RECORDS SHOWN:
________________________
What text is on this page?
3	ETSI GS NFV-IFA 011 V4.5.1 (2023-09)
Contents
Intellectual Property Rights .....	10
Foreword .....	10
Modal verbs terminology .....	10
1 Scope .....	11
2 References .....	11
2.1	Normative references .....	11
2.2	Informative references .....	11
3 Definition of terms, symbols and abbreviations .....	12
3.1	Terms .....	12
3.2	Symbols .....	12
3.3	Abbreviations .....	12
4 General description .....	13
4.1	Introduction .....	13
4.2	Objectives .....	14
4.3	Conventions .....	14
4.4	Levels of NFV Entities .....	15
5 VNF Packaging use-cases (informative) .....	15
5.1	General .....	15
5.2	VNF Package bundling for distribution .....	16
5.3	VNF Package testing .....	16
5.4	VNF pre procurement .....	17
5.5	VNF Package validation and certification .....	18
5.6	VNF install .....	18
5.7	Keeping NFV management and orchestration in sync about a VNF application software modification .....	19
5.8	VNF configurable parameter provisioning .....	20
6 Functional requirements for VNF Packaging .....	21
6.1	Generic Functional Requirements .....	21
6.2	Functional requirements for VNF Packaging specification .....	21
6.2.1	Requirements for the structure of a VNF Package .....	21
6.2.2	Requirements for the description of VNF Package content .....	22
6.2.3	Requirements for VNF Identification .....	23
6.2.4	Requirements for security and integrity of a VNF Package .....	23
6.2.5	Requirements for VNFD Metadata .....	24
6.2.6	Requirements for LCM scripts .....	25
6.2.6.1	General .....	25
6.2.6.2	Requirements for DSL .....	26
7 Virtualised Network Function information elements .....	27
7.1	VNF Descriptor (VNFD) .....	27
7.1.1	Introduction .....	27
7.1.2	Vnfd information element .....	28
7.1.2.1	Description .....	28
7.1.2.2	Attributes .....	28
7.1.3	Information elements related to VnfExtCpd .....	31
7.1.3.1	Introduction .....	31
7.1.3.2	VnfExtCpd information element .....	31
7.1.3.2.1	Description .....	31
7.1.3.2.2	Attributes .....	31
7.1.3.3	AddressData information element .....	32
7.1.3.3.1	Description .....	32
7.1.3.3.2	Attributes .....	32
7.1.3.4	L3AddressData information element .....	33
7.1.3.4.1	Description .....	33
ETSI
________________________
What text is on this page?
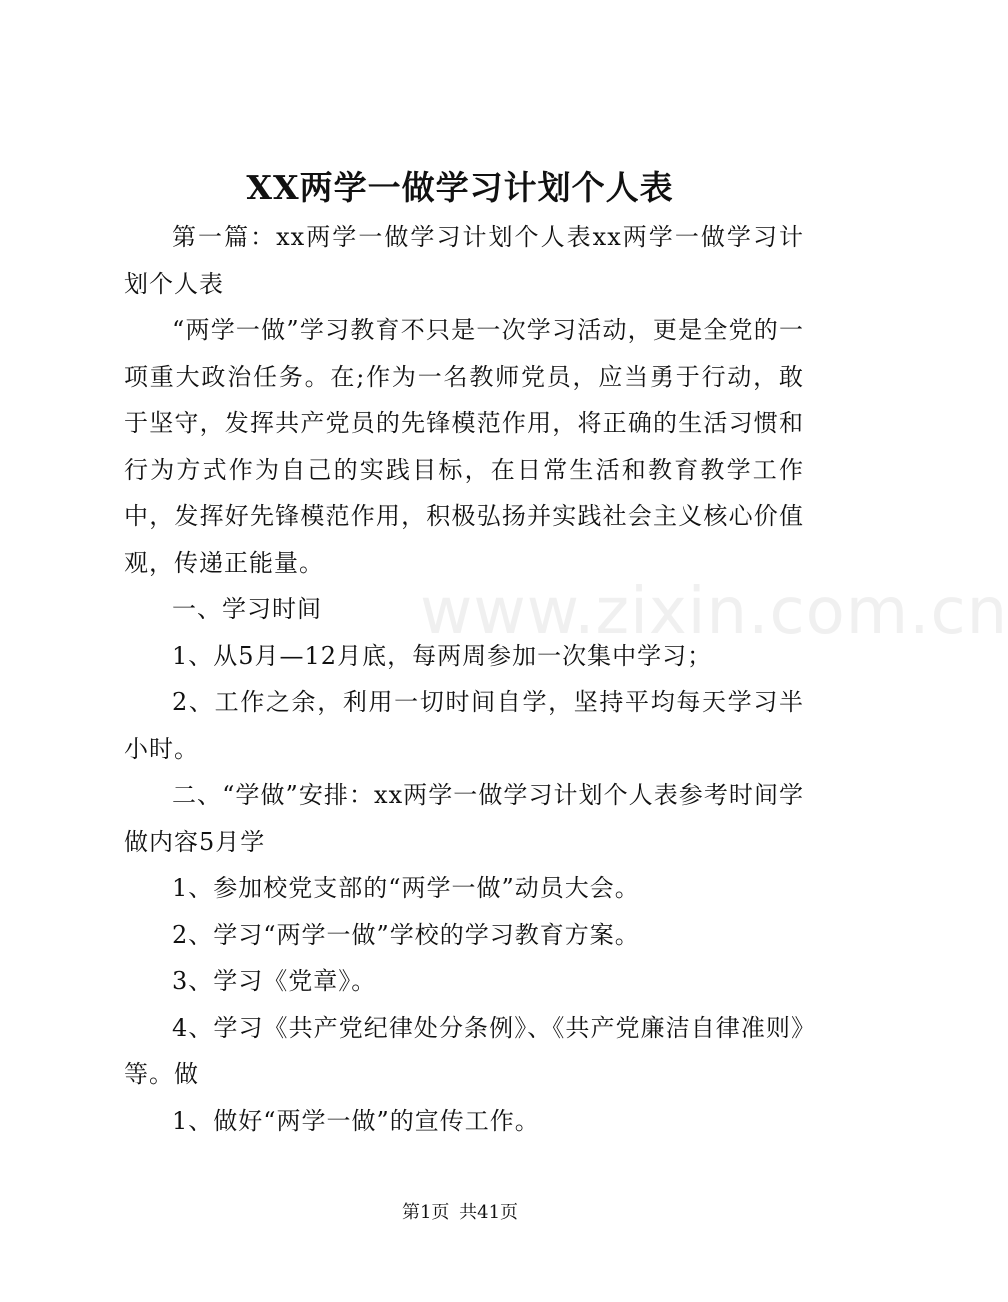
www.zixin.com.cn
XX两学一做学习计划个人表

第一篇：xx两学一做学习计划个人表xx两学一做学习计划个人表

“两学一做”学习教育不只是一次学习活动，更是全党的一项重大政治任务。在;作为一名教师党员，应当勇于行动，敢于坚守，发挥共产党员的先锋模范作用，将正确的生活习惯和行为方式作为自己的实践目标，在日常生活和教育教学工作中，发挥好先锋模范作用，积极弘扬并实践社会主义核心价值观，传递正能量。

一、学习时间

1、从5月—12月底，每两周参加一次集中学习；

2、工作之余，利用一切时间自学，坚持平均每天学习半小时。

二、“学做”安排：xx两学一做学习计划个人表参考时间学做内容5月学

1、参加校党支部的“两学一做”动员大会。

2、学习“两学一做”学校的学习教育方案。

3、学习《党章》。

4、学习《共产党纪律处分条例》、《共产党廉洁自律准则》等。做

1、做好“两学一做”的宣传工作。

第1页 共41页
________________________
EXERCISE AIM: Identify the lines that hold the word "General". Copy every one of them.

EXERCISE RESULT:
4 General description .....	13
5.1	General .....	15
6.2.6.1	General .....	25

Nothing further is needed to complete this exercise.